EXERCISE REQUIREMENTS:
Give the data below again, word for word.
* BEGIN *
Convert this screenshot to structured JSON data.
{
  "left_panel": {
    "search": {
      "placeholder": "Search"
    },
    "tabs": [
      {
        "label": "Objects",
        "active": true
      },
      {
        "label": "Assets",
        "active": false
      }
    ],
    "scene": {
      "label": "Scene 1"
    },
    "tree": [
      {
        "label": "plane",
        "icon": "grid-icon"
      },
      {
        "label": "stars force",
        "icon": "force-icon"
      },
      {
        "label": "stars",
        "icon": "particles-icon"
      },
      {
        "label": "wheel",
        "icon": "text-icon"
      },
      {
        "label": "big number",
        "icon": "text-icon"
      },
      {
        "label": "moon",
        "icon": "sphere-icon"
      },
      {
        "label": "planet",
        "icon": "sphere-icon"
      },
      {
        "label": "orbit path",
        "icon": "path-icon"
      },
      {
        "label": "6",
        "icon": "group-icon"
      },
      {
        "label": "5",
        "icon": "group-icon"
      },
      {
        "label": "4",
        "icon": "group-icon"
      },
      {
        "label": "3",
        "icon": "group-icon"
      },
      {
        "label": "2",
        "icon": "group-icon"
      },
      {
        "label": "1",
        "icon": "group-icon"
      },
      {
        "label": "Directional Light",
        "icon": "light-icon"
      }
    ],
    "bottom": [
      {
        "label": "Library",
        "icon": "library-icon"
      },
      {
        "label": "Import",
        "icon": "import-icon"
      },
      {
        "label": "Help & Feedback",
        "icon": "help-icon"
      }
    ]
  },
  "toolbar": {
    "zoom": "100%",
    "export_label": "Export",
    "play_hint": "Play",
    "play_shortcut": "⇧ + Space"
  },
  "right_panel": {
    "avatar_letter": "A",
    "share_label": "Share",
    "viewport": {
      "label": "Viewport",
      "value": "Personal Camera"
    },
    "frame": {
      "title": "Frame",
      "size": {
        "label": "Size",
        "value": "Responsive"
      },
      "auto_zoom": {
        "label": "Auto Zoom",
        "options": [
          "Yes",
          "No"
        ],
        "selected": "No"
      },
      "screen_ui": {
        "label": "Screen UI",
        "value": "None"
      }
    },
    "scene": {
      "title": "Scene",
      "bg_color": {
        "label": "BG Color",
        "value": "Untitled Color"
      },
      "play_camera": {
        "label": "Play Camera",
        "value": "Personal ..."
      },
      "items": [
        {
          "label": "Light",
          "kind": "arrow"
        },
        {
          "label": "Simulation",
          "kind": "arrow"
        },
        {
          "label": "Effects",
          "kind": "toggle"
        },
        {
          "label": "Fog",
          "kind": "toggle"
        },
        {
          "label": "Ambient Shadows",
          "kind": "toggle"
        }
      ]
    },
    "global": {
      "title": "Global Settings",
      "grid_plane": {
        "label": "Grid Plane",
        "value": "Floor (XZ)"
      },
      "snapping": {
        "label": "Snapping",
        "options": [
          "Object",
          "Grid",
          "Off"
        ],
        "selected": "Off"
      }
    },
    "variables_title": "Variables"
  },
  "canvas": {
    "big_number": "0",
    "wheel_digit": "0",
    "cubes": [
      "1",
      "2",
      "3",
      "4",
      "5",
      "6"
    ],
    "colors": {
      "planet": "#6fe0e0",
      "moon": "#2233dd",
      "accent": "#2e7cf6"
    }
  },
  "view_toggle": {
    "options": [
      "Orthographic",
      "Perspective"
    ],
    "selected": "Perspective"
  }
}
* END *
FINAL RESULT:
Convert this screenshot to structured JSON data.
{
  "left_panel": {
    "search": {
      "placeholder": "Search"
    },
    "tabs": [
      {
        "label": "Objects",
        "active": true
      },
      {
        "label": "Assets",
        "active": false
      }
    ],
    "scene": {
      "label": "Scene 1"
    },
    "tree": [
      {
        "label": "plane",
        "icon": "grid-icon"
      },
      {
        "label": "stars force",
        "icon": "force-icon"
      },
      {
        "label": "stars",
        "icon": "particles-icon"
      },
      {
        "label": "wheel",
        "icon": "text-icon"
      },
      {
        "label": "big number",
        "icon": "text-icon"
      },
      {
        "label": "moon",
        "icon": "sphere-icon"
      },
      {
        "label": "planet",
        "icon": "sphere-icon"
      },
      {
        "label": "orbit path",
        "icon": "path-icon"
      },
      {
        "label": "6",
        "icon": "group-icon"
      },
      {
        "label": "5",
        "icon": "group-icon"
      },
      {
        "label": "4",
        "icon": "group-icon"
      },
      {
        "label": "3",
        "icon": "group-icon"
      },
      {
        "label": "2",
        "icon": "group-icon"
      },
      {
        "label": "1",
        "icon": "group-icon"
      },
      {
        "label": "Directional Light",
        "icon": "light-icon"
      }
    ],
    "bottom": [
      {
        "label": "Library",
        "icon": "library-icon"
      },
      {
        "label": "Import",
        "icon": "import-icon"
      },
      {
        "label": "Help & Feedback",
        "icon": "help-icon"
      }
    ]
  },
  "toolbar": {
    "zoom": "100%",
    "export_label": "Export",
    "play_hint": "Play",
    "play_shortcut": "⇧ + Space"
  },
  "right_panel": {
    "avatar_letter": "A",
    "share_label": "Share",
    "viewport": {
      "label": "Viewport",
      "value": "Personal Camera"
    },
    "frame": {
      "title": "Frame",
      "size": {
        "label": "Size",
        "value": "Responsive"
      },
      "auto_zoom": {
        "label": "Auto Zoom",
        "options": [
          "Yes",
          "No"
        ],
        "selected": "No"
      },
      "screen_ui": {
        "label": "Screen UI",
        "value": "None"
      }
    },
    "scene": {
      "title": "Scene",
      "bg_color": {
        "label": "BG Color",
        "value": "Untitled Color"
      },
      "play_camera": {
        "label": "Play Camera",
        "value": "Personal ..."
      },
      "items": [
        {
          "label": "Light",
          "kind": "arrow"
        },
        {
          "label": "Simulation",
          "kind": "arrow"
        },
        {
          "label": "Effects",
          "kind": "toggle"
        },
        {
          "label": "Fog",
          "kind": "toggle"
        },
        {
          "label": "Ambient Shadows",
          "kind": "toggle"
        }
      ]
    },
    "global": {
      "title": "Global Settings",
      "grid_plane": {
        "label": "Grid Plane",
        "value": "Floor (XZ)"
      },
      "snapping": {
        "label": "Snapping",
        "options": [
          "Object",
          "Grid",
          "Off"
        ],
        "selected": "Off"
      }
    },
    "variables_title": "Variables"
  },
  "canvas": {
    "big_number": "0",
    "wheel_digit": "0",
    "cubes": [
      "1",
      "2",
      "3",
      "4",
      "5",
      "6"
    ],
    "colors": {
      "planet": "#6fe0e0",
      "moon": "#2233dd",
      "accent": "#2e7cf6"
    }
  },
  "view_toggle": {
    "options": [
      "Orthographic",
      "Perspective"
    ],
    "selected": "Perspective"
  }
}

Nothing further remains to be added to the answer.